#### Exercise brief
Output the data exactly, with every line intact.

#### Data
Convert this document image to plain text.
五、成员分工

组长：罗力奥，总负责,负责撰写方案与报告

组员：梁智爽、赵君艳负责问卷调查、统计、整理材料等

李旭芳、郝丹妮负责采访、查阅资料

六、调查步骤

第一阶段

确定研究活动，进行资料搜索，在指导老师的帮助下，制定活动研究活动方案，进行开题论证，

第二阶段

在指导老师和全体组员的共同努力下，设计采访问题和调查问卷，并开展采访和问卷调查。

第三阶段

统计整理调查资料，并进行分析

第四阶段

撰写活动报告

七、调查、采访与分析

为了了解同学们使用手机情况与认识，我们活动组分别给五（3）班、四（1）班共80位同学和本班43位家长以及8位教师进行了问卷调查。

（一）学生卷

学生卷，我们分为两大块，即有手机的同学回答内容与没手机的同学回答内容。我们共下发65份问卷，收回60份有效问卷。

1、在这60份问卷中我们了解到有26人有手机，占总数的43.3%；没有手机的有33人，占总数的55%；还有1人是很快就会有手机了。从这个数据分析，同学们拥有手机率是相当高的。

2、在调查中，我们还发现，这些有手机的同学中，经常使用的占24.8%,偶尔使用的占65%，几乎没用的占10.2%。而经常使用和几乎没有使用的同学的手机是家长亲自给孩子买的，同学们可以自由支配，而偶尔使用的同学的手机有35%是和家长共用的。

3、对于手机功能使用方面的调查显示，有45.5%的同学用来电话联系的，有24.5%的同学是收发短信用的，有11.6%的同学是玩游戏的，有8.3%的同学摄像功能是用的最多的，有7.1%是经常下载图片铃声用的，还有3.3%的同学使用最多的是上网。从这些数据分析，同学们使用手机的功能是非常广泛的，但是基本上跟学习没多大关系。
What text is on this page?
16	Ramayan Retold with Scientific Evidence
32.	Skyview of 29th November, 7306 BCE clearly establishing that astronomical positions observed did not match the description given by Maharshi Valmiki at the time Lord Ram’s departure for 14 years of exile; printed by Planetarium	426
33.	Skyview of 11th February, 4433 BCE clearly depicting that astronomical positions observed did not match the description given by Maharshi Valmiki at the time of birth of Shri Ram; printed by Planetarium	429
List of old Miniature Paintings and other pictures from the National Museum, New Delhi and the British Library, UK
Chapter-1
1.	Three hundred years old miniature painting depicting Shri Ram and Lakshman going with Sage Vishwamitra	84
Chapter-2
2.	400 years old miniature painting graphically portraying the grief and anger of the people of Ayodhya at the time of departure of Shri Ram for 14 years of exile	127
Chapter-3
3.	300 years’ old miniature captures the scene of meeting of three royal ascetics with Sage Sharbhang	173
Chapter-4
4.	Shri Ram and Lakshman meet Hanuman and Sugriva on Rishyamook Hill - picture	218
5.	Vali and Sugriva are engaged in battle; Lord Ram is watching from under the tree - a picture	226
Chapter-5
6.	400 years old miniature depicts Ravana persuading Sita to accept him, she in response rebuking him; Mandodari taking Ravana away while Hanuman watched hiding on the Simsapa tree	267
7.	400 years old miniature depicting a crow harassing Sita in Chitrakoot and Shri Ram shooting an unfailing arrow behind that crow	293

#### Output of the task
Convert this document image to plain text.
五、成员分工

组长：罗力奥，总负责,负责撰写方案与报告

组员：梁智爽、赵君艳负责问卷调查、统计、整理材料等

李旭芳、郝丹妮负责采访、查阅资料

六、调查步骤

第一阶段

确定研究活动，进行资料搜索，在指导老师的帮助下，制定活动研究活动方案，进行开题论证，

第二阶段

在指导老师和全体组员的共同努力下，设计采访问题和调查问卷，并开展采访和问卷调查。

第三阶段

统计整理调查资料，并进行分析

第四阶段

撰写活动报告

七、调查、采访与分析

为了了解同学们使用手机情况与认识，我们活动组分别给五（3）班、四（1）班共80位同学和本班43位家长以及8位教师进行了问卷调查。

（一）学生卷

学生卷，我们分为两大块，即有手机的同学回答内容与没手机的同学回答内容。我们共下发65份问卷，收回60份有效问卷。

1、在这60份问卷中我们了解到有26人有手机，占总数的43.3%；没有手机的有33人，占总数的55%；还有1人是很快就会有手机了。从这个数据分析，同学们拥有手机率是相当高的。

2、在调查中，我们还发现，这些有手机的同学中，经常使用的占24.8%,偶尔使用的占65%，几乎没用的占10.2%。而经常使用和几乎没有使用的同学的手机是家长亲自给孩子买的，同学们可以自由支配，而偶尔使用的同学的手机有35%是和家长共用的。

3、对于手机功能使用方面的调查显示，有45.5%的同学用来电话联系的，有24.5%的同学是收发短信用的，有11.6%的同学是玩游戏的，有8.3%的同学摄像功能是用的最多的，有7.1%是经常下载图片铃声用的，还有3.3%的同学使用最多的是上网。从这些数据分析，同学们使用手机的功能是非常广泛的，但是基本上跟学习没多大关系。
What text is on this page?
16	Ramayan Retold with Scientific Evidence
32.	Skyview of 29th November, 7306 BCE clearly establishing that astronomical positions observed did not match the description given by Maharshi Valmiki at the time Lord Ram’s departure for 14 years of exile; printed by Planetarium	426
33.	Skyview of 11th February, 4433 BCE clearly depicting that astronomical positions observed did not match the description given by Maharshi Valmiki at the time of birth of Shri Ram; printed by Planetarium	429
List of old Miniature Paintings and other pictures from the National Museum, New Delhi and the British Library, UK
Chapter-1
1.	Three hundred years old miniature painting depicting Shri Ram and Lakshman going with Sage Vishwamitra	84
Chapter-2
2.	400 years old miniature painting graphically portraying the grief and anger of the people of Ayodhya at the time of departure of Shri Ram for 14 years of exile	127
Chapter-3
3.	300 years’ old miniature captures the scene of meeting of three royal ascetics with Sage Sharbhang	173
Chapter-4
4.	Shri Ram and Lakshman meet Hanuman and Sugriva on Rishyamook Hill - picture	218
5.	Vali and Sugriva are engaged in battle; Lord Ram is watching from under the tree - a picture	226
Chapter-5
6.	400 years old miniature depicts Ravana persuading Sita to accept him, she in response rebuking him; Mandodari taking Ravana away while Hanuman watched hiding on the Simsapa tree	267
7.	400 years old miniature depicting a crow harassing Sita in Chitrakoot and Shri Ram shooting an unfailing arrow behind that crow	293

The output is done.